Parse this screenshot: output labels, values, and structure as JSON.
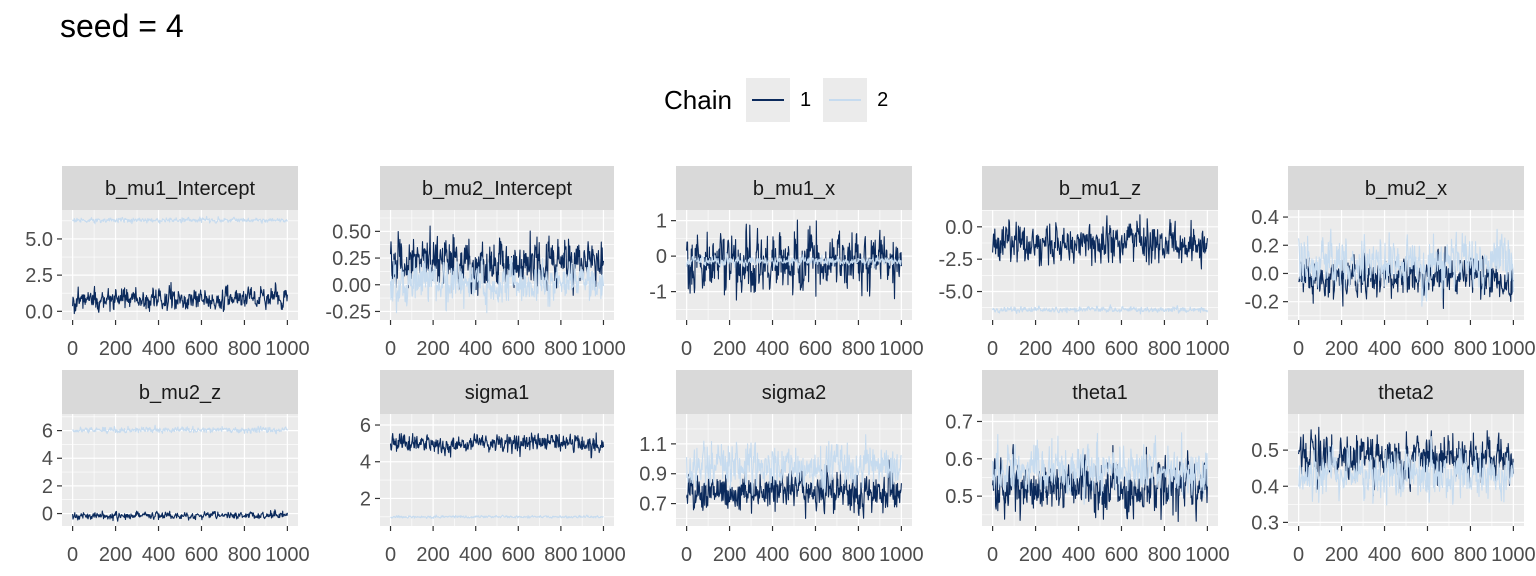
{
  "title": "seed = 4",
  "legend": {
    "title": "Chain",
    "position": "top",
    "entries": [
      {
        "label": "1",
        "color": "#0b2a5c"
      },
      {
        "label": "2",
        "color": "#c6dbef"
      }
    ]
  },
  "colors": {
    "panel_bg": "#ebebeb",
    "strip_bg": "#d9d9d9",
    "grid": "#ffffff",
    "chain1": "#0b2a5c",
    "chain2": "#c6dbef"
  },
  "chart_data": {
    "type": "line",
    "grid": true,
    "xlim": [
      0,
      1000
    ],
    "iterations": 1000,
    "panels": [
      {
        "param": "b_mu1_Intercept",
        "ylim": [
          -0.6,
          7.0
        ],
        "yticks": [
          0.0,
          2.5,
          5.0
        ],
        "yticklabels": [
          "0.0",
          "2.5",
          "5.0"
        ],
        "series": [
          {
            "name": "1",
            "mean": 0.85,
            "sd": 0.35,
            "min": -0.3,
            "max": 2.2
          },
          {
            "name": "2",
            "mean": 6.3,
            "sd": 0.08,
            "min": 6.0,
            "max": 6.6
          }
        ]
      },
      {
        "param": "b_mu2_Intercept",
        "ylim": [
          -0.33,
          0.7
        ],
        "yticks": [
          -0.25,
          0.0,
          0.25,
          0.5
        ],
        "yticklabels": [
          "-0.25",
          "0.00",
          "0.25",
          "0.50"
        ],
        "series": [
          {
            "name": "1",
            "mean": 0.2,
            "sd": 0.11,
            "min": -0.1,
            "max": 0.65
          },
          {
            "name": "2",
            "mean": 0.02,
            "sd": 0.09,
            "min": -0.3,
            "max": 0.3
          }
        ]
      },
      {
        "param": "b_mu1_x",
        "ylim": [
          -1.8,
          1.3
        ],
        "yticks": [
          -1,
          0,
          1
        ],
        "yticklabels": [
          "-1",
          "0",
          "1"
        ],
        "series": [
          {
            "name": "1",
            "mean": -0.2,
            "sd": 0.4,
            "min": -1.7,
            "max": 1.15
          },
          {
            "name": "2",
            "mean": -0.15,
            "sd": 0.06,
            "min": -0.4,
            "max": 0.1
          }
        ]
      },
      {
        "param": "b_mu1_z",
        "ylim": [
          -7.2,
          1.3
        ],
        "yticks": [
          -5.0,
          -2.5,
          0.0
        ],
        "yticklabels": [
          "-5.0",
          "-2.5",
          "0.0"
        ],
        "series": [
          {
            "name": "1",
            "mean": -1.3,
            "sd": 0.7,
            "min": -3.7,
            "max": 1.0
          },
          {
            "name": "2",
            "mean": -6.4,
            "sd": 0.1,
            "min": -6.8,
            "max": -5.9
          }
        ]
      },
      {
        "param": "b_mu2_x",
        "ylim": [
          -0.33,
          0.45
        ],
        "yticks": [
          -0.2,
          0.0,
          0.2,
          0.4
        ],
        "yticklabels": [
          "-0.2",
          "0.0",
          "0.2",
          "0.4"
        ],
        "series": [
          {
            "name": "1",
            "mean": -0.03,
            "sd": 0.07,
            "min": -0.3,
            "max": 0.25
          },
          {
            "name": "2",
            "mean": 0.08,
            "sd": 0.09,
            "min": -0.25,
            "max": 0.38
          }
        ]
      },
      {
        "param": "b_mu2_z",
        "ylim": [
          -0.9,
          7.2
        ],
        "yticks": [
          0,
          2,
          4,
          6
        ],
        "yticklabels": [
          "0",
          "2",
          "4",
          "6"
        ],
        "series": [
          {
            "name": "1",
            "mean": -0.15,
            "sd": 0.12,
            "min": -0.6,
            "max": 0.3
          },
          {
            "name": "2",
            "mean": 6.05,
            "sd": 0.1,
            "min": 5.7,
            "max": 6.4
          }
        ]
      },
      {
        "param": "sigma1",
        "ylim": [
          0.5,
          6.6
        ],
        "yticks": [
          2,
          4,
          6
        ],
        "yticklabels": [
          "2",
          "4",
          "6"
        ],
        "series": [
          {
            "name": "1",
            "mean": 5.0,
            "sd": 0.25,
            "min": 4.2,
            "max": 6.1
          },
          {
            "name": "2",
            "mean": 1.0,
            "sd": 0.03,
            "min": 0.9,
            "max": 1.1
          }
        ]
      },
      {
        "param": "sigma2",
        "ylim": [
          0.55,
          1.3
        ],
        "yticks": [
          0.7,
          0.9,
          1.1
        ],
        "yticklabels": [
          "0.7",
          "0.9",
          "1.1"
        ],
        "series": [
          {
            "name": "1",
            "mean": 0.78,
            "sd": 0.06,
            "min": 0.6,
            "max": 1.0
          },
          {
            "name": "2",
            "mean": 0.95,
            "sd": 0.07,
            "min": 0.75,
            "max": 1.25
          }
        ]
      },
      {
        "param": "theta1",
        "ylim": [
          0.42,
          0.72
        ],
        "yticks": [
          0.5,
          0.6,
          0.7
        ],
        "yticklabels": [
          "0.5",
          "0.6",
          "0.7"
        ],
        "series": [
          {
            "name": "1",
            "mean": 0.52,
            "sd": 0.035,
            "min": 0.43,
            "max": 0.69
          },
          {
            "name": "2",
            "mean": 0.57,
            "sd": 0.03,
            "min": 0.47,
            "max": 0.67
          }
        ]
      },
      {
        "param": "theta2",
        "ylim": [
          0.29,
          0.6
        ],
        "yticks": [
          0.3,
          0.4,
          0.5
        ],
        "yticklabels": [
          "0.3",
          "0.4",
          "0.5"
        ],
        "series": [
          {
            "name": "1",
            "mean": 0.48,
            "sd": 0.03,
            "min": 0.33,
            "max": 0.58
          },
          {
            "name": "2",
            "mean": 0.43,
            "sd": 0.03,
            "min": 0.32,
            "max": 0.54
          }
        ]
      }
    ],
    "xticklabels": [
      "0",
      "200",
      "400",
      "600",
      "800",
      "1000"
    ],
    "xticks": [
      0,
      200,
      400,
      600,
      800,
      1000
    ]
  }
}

○ ○ ○ ○ ○

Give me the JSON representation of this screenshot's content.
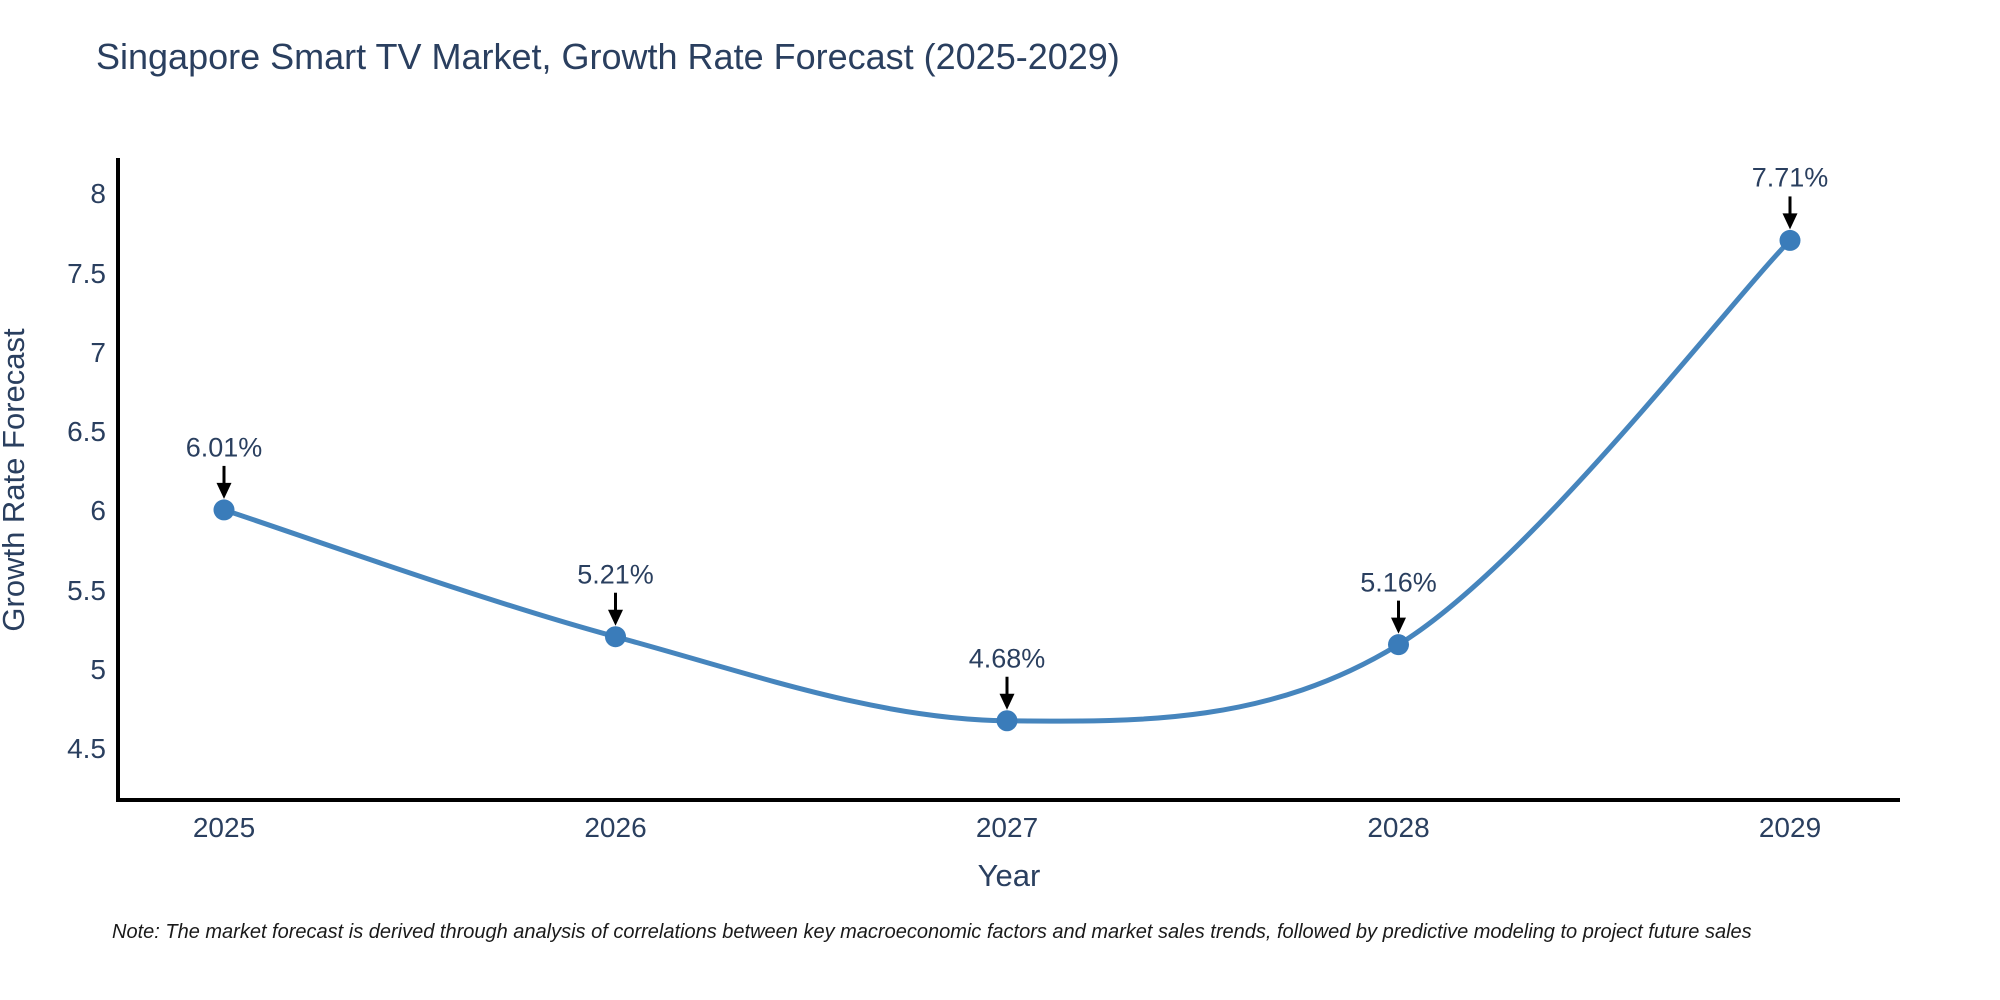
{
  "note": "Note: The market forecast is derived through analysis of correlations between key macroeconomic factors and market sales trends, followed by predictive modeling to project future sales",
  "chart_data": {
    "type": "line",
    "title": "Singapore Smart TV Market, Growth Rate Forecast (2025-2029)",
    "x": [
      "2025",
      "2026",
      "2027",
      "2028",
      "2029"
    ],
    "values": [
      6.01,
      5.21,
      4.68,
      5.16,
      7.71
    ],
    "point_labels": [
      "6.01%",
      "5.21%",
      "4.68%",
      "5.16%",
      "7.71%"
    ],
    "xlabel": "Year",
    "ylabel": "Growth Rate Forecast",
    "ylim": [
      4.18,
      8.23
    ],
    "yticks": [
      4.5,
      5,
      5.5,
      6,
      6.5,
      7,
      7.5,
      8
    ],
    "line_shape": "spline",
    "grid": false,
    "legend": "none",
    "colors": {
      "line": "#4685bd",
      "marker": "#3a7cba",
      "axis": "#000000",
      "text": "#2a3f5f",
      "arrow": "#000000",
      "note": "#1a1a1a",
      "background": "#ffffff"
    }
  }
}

○ ○ ○ ○ ○

Return each line where "values" shows up.

» **COMPLETE ANSWER**
Parse this screenshot: output labels, values, and structure as JSON.
    "values": [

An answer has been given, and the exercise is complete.